GOAL:
Look through the listing for the word "Outdoor". Copy each line that has it.

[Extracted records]
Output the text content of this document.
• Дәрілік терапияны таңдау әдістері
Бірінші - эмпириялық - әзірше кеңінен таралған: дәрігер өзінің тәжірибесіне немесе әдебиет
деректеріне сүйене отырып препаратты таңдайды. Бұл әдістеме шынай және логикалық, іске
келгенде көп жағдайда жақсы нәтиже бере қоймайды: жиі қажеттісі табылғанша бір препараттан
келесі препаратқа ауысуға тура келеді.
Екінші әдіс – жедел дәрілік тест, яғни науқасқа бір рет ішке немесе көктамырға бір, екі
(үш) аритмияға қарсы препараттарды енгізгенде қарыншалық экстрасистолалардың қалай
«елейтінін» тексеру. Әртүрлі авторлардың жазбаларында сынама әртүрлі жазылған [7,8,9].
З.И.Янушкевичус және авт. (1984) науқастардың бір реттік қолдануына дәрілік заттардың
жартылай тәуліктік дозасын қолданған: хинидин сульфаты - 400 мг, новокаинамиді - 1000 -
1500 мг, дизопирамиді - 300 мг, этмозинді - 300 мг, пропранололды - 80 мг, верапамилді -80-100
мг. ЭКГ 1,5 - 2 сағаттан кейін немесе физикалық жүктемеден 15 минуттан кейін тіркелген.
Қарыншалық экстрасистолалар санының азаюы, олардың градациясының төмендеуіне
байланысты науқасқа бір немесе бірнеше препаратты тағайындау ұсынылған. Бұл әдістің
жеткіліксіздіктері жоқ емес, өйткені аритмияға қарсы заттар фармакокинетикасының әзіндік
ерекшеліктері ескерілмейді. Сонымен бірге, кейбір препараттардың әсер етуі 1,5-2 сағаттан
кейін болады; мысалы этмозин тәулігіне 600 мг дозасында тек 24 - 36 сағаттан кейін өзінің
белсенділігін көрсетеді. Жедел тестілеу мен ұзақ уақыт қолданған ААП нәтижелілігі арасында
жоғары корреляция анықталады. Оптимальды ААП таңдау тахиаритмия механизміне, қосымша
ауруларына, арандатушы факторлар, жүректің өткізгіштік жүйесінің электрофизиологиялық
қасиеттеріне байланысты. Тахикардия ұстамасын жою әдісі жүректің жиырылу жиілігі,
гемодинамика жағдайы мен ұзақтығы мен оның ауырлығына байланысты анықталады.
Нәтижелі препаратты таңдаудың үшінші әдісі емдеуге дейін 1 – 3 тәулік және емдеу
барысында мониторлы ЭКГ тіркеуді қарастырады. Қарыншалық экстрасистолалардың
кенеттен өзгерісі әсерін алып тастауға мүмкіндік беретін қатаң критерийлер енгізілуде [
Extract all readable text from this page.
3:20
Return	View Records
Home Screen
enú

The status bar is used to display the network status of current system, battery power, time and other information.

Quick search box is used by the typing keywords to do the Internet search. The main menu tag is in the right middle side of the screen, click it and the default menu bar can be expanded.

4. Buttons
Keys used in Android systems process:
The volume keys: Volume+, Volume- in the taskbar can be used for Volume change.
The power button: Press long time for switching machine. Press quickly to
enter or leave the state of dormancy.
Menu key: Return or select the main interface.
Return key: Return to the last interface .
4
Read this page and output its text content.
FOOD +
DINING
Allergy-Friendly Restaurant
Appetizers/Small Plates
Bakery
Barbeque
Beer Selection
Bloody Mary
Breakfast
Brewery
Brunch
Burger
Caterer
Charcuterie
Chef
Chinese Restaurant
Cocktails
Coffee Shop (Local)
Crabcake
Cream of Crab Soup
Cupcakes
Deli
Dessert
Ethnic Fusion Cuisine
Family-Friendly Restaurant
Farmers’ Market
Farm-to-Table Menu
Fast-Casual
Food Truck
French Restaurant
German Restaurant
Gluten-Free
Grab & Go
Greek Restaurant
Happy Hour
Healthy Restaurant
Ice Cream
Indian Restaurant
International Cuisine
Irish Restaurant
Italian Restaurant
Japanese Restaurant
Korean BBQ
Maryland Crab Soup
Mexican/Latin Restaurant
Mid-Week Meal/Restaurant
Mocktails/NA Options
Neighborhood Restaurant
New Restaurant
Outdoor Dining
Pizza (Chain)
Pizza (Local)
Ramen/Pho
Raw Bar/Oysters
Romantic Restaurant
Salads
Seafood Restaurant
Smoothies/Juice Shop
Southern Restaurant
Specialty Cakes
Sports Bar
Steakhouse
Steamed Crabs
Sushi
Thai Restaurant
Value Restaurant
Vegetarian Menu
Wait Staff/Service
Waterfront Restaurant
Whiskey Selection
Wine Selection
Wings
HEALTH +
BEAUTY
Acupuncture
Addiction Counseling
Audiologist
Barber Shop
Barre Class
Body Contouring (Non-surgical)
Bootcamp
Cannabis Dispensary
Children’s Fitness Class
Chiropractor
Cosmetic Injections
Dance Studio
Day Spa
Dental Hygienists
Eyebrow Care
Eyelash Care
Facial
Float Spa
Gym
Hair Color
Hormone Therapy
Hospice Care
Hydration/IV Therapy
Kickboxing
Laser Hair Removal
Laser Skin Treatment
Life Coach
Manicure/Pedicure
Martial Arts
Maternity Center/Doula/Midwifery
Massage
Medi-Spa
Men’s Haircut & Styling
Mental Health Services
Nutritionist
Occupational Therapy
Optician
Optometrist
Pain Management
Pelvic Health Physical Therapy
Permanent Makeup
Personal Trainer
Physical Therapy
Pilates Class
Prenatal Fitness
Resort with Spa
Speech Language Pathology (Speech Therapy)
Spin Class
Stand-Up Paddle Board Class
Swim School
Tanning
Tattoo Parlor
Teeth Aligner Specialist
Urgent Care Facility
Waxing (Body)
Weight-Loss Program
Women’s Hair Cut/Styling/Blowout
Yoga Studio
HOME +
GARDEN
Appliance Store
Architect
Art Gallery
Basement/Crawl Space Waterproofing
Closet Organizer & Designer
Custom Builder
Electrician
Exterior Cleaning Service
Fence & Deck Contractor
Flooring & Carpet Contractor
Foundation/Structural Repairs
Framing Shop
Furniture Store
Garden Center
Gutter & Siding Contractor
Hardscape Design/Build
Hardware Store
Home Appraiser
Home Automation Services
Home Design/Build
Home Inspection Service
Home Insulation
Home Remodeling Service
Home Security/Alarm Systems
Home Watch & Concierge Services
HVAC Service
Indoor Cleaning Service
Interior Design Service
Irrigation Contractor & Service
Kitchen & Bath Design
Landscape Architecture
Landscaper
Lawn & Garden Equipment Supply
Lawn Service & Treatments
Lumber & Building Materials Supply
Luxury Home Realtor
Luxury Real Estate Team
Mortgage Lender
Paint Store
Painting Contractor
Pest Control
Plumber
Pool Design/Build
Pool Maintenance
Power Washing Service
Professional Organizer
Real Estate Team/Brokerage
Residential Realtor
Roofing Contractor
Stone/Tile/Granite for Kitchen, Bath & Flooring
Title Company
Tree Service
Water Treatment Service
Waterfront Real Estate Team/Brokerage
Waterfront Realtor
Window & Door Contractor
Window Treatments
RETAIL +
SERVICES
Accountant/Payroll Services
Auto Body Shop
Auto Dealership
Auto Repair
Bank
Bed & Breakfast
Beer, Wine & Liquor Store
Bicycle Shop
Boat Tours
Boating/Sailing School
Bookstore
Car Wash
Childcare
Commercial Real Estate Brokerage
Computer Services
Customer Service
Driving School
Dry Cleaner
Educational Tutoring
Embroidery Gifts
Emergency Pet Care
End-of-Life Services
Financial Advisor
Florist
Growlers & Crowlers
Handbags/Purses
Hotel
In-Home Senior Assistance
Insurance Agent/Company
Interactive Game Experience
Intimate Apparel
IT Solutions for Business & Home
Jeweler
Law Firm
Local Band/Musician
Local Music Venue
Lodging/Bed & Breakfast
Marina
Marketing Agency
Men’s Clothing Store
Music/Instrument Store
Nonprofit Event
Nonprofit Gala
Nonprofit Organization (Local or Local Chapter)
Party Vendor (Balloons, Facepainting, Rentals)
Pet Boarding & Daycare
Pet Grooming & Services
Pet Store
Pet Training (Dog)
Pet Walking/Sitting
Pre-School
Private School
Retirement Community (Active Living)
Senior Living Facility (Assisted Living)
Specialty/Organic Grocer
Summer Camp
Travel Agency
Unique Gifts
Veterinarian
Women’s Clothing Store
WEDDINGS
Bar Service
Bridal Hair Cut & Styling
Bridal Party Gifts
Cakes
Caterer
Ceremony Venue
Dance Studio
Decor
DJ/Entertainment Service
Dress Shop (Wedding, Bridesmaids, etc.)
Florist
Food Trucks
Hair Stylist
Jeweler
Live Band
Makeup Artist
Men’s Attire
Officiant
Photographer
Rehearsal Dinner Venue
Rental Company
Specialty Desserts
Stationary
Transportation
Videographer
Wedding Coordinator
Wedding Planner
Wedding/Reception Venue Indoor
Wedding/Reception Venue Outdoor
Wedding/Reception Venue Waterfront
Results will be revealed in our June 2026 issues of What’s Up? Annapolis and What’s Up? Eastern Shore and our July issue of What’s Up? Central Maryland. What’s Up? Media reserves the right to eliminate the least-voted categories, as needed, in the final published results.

THE COMPLETED TASK:
Outdoor Dining
Wedding/Reception Venue Outdoor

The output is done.